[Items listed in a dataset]
== == ==

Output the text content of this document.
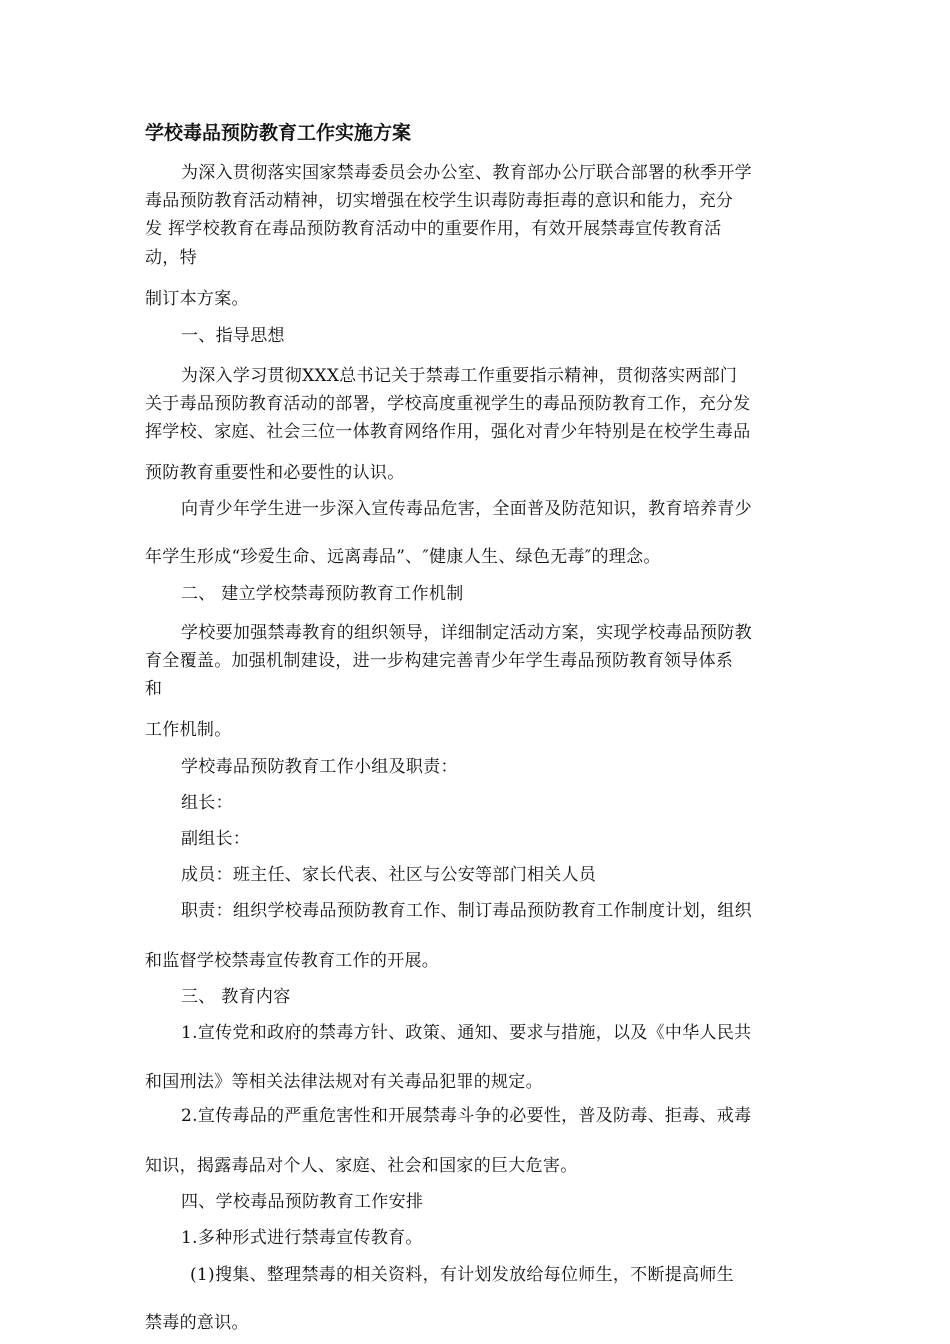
学校毒品预防教育工作实施方案
为深入贯彻落实国家禁毒委员会办公室、教育部办公厅联合部署的秋季开学
毒品预防教育活动精神，切实增强在校学生识毒防毒拒毒的意识和能力，充分
发 挥学校教育在毒品预防教育活动中的重要作用，有效开展禁毒宣传教育活
动，特
制订本方案。
一、指导思想
为深入学习贯彻XXX总书记关于禁毒工作重要指示精神，贯彻落实两部门
关于毒品预防教育活动的部署，学校高度重视学生的毒品预防教育工作，充分发
挥学校、家庭、社会三位一体教育网络作用，强化对青少年特别是在校学生毒品
预防教育重要性和必要性的认识。
向青少年学生进一步深入宣传毒品危害，全面普及防范知识，教育培养青少
年学生形成“珍爱生命、远离毒品”、″健康人生、绿色无毒″的理念。
二、 建立学校禁毒预防教育工作机制
学校要加强禁毒教育的组织领导，详细制定活动方案，实现学校毒品预防教
育全覆盖。加强机制建设，进一步构建完善青少年学生毒品预防教育领导体系
和
工作机制。
学校毒品预防教育工作小组及职责：
组长：
副组长：
成员：班主任、家长代表、社区与公安等部门相关人员
职责：组织学校毒品预防教育工作、制订毒品预防教育工作制度计划，组织
和监督学校禁毒宣传教育工作的开展。
三、 教育内容
1.宣传党和政府的禁毒方针、政策、通知、要求与措施，以及《中华人民共
和国刑法》等相关法律法规对有关毒品犯罪的规定。
2.宣传毒品的严重危害性和开展禁毒斗争的必要性，普及防毒、拒毒、戒毒
知识，揭露毒品对个人、家庭、社会和国家的巨大危害。
四、学校毒品预防教育工作安排
1.多种形式进行禁毒宣传教育。
(1)搜集、整理禁毒的相关资料，有计划发放给每位师生，不断提高师生
禁毒的意识。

== == ==

§ Aim
Without the pictures, retype the whole of the material above exactly.

§ Worked solution
Output the text content of this document.
学校毒品预防教育工作实施方案
为深入贯彻落实国家禁毒委员会办公室、教育部办公厅联合部署的秋季开学
毒品预防教育活动精神，切实增强在校学生识毒防毒拒毒的意识和能力，充分
发 挥学校教育在毒品预防教育活动中的重要作用，有效开展禁毒宣传教育活
动，特
制订本方案。
一、指导思想
为深入学习贯彻XXX总书记关于禁毒工作重要指示精神，贯彻落实两部门
关于毒品预防教育活动的部署，学校高度重视学生的毒品预防教育工作，充分发
挥学校、家庭、社会三位一体教育网络作用，强化对青少年特别是在校学生毒品
预防教育重要性和必要性的认识。
向青少年学生进一步深入宣传毒品危害，全面普及防范知识，教育培养青少
年学生形成“珍爱生命、远离毒品”、″健康人生、绿色无毒″的理念。
二、 建立学校禁毒预防教育工作机制
学校要加强禁毒教育的组织领导，详细制定活动方案，实现学校毒品预防教
育全覆盖。加强机制建设，进一步构建完善青少年学生毒品预防教育领导体系
和
工作机制。
学校毒品预防教育工作小组及职责：
组长：
副组长：
成员：班主任、家长代表、社区与公安等部门相关人员
职责：组织学校毒品预防教育工作、制订毒品预防教育工作制度计划，组织
和监督学校禁毒宣传教育工作的开展。
三、 教育内容
1.宣传党和政府的禁毒方针、政策、通知、要求与措施，以及《中华人民共
和国刑法》等相关法律法规对有关毒品犯罪的规定。
2.宣传毒品的严重危害性和开展禁毒斗争的必要性，普及防毒、拒毒、戒毒
知识，揭露毒品对个人、家庭、社会和国家的巨大危害。
四、学校毒品预防教育工作安排
1.多种形式进行禁毒宣传教育。
(1)搜集、整理禁毒的相关资料，有计划发放给每位师生，不断提高师生
禁毒的意识。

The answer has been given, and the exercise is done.